Stored data entries
————————
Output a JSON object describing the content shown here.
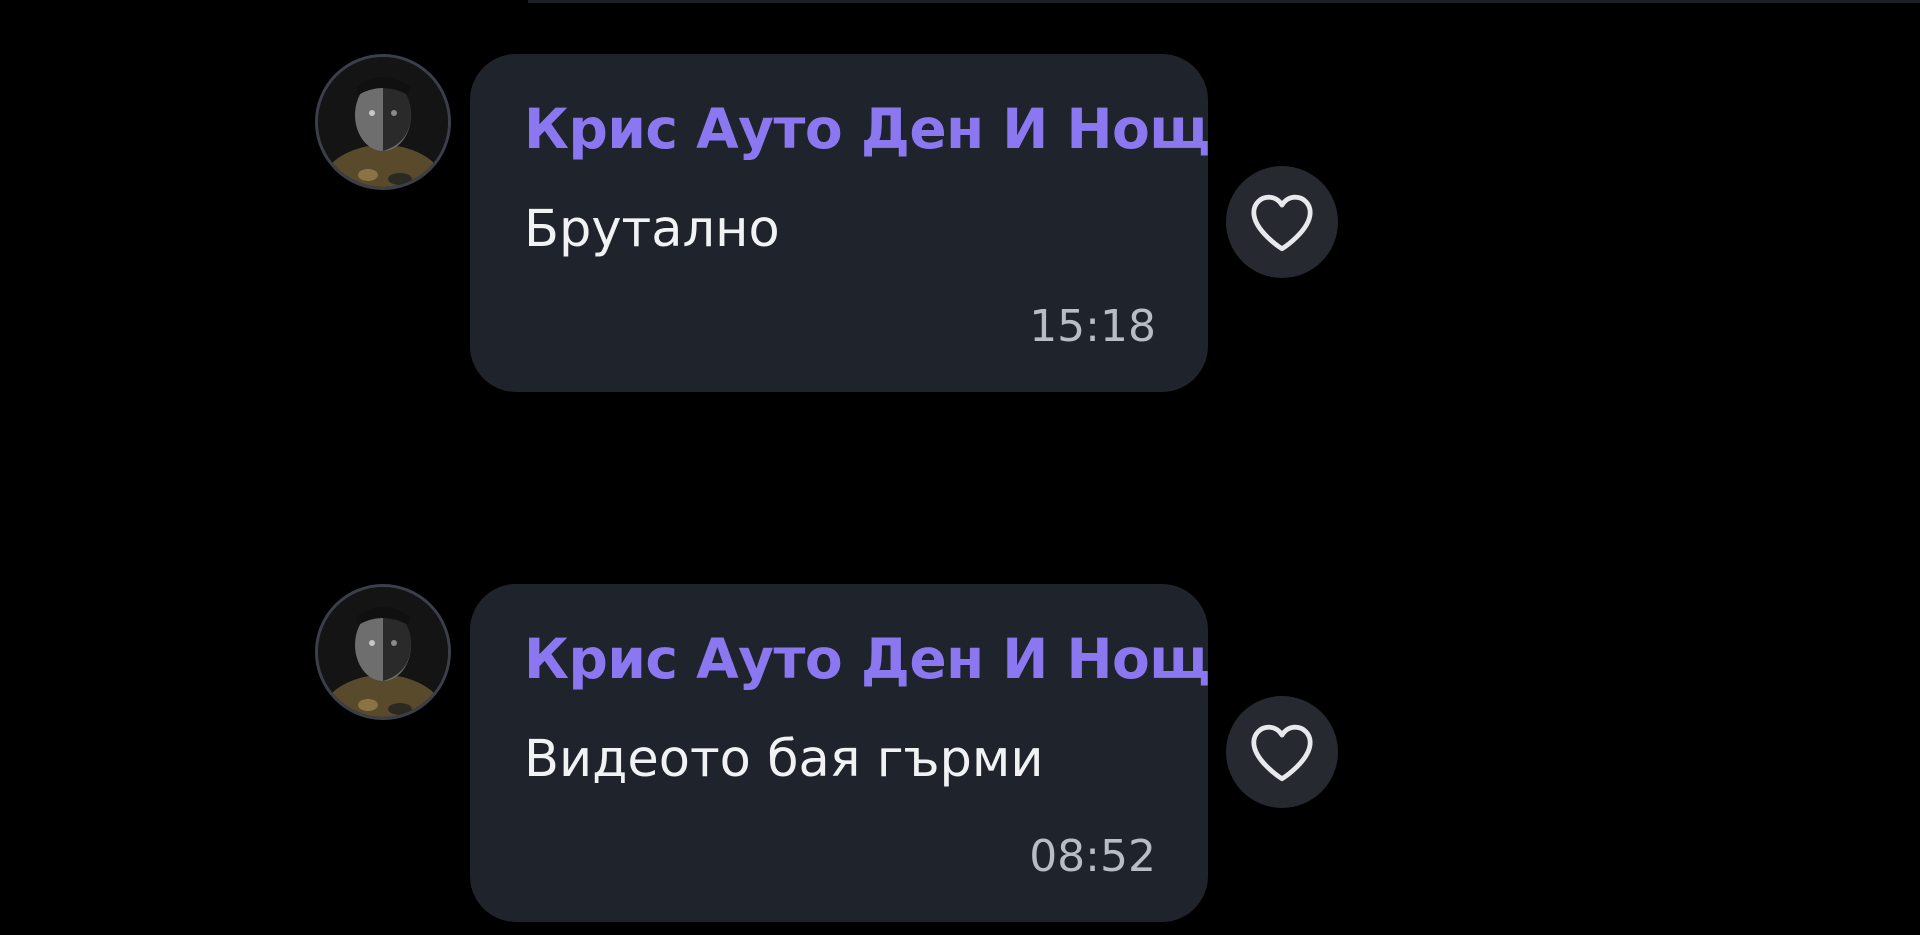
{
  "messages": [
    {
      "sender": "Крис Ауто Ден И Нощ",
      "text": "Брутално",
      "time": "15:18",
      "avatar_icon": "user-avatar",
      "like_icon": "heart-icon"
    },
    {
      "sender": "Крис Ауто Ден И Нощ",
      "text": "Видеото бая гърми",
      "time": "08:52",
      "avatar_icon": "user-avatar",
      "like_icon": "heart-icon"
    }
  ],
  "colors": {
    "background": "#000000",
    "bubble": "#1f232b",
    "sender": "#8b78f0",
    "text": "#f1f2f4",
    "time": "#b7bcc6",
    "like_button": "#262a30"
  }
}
————————
Extract the entries in full, exactly as they are, minus the pictures.

## Exercise result
Output a JSON object describing the content shown here.
{
  "messages": [
    {
      "sender": "Крис Ауто Ден И Нощ",
      "text": "Брутално",
      "time": "15:18",
      "avatar_icon": "user-avatar",
      "like_icon": "heart-icon"
    },
    {
      "sender": "Крис Ауто Ден И Нощ",
      "text": "Видеото бая гърми",
      "time": "08:52",
      "avatar_icon": "user-avatar",
      "like_icon": "heart-icon"
    }
  ],
  "colors": {
    "background": "#000000",
    "bubble": "#1f232b",
    "sender": "#8b78f0",
    "text": "#f1f2f4",
    "time": "#b7bcc6",
    "like_button": "#262a30"
  }
}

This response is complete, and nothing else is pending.